[Items from a data source]
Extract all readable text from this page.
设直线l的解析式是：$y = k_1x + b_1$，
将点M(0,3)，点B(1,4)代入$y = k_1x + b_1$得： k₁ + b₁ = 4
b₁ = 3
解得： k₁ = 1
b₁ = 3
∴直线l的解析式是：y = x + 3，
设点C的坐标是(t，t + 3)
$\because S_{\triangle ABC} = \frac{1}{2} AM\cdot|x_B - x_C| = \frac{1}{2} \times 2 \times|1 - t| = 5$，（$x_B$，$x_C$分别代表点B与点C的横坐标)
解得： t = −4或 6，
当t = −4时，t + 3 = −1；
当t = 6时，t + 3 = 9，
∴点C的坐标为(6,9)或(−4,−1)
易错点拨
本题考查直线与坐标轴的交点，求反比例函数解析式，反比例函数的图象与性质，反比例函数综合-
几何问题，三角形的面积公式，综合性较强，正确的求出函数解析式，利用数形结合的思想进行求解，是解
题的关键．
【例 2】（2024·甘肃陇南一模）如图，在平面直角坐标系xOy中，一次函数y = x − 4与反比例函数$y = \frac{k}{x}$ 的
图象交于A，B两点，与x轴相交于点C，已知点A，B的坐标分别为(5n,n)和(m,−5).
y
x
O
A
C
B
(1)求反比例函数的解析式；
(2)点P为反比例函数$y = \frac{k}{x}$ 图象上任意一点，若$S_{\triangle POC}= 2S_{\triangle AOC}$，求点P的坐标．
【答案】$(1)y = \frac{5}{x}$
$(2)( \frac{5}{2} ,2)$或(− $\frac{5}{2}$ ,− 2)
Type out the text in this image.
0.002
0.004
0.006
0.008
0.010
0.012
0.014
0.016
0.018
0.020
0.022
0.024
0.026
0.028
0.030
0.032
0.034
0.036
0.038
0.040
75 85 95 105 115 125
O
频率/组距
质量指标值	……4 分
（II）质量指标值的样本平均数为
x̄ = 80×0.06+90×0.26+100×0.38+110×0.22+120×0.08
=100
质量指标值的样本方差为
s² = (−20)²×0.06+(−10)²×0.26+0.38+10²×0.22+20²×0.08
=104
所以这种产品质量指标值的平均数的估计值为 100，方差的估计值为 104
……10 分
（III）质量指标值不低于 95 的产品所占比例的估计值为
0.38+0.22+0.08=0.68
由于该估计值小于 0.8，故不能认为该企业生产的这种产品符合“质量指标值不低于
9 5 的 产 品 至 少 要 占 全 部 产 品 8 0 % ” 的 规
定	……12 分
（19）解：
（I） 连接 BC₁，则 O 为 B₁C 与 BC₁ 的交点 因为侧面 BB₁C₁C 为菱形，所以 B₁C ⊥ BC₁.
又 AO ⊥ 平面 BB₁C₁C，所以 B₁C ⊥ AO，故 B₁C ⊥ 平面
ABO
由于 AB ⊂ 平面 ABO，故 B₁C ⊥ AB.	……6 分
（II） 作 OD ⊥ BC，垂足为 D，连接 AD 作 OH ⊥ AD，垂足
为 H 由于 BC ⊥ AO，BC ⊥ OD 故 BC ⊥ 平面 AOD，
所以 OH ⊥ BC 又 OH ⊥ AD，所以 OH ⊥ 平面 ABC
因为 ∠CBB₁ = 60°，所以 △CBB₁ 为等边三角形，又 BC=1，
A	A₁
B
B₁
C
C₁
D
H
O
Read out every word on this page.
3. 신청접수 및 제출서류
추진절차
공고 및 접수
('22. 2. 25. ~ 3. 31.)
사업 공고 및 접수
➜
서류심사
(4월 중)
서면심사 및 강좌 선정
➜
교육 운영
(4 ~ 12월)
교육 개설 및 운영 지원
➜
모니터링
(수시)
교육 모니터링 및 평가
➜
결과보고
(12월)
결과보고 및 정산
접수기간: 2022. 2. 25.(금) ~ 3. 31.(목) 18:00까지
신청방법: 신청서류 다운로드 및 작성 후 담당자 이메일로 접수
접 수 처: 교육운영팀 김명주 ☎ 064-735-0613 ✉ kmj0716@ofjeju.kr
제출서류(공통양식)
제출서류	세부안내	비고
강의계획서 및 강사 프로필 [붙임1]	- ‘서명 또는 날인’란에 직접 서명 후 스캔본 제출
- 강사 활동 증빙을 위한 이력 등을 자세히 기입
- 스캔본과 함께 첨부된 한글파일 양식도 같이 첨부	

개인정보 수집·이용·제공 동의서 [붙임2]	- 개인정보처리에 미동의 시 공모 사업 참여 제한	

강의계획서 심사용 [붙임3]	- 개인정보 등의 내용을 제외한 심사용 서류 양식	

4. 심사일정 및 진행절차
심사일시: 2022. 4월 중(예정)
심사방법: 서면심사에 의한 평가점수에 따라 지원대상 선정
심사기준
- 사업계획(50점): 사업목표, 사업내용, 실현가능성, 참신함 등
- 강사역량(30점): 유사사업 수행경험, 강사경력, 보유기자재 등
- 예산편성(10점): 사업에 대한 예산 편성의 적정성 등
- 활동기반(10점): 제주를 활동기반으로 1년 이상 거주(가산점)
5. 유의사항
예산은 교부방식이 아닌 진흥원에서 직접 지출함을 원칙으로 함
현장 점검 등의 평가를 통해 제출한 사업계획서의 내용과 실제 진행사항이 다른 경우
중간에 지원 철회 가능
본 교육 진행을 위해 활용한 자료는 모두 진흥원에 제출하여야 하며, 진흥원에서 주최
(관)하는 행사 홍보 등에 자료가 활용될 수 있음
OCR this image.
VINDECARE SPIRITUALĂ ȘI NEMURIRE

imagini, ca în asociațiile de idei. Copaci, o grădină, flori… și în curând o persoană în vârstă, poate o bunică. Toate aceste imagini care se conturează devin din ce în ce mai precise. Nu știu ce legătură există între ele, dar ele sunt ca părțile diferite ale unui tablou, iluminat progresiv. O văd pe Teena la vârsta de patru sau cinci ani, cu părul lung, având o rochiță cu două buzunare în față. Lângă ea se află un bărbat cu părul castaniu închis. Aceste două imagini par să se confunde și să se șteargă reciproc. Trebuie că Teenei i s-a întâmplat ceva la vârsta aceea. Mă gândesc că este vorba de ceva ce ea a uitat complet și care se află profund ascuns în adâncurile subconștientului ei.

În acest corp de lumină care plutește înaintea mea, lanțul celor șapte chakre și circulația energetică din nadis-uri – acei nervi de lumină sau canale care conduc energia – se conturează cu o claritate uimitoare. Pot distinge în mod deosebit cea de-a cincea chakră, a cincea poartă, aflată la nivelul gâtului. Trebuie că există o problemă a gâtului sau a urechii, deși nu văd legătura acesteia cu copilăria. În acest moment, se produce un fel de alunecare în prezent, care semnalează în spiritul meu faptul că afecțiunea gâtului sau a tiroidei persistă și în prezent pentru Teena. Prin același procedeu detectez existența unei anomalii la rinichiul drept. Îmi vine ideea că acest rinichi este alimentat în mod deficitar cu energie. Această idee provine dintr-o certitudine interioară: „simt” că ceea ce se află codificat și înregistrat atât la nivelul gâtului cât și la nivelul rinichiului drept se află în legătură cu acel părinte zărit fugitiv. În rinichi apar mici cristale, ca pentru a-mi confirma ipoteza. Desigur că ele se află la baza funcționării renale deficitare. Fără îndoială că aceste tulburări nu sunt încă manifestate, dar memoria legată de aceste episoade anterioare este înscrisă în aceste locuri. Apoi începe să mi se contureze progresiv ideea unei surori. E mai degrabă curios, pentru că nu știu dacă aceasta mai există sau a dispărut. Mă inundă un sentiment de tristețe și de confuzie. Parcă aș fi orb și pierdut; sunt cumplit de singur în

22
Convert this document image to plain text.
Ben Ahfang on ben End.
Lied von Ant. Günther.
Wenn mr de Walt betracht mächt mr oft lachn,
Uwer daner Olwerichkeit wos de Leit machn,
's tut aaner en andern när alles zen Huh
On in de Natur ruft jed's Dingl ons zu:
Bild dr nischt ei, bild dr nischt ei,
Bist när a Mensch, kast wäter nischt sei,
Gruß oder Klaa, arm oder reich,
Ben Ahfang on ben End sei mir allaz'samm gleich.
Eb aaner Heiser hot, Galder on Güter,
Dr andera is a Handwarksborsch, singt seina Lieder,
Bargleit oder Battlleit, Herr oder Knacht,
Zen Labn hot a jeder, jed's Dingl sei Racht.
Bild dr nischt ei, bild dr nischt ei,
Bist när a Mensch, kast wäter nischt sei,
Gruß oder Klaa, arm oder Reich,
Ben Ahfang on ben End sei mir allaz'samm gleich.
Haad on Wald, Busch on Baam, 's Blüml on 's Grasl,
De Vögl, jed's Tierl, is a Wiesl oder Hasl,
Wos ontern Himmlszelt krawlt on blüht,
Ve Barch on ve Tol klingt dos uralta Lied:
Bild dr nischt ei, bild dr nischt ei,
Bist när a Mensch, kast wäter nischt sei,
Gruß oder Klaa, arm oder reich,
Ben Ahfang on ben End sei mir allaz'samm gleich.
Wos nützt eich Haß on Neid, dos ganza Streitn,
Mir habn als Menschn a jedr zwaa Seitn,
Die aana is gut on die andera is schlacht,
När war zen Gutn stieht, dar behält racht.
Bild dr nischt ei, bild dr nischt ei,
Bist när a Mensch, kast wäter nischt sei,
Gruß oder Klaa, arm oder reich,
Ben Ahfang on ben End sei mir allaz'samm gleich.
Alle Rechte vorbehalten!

§ **Task objective**: Gather every line from the entries above where the word "BB₁C₁C" appears, and copy them.

§ **Right answer**:
（I） 连接 BC₁，则 O 为 B₁C 与 BC₁ 的交点 因为侧面 BB₁C₁C 为菱形，所以 B₁C ⊥ BC₁.
又 AO ⊥ 平面 BB₁C₁C，所以 B₁C ⊥ AO，故 B₁C ⊥ 平面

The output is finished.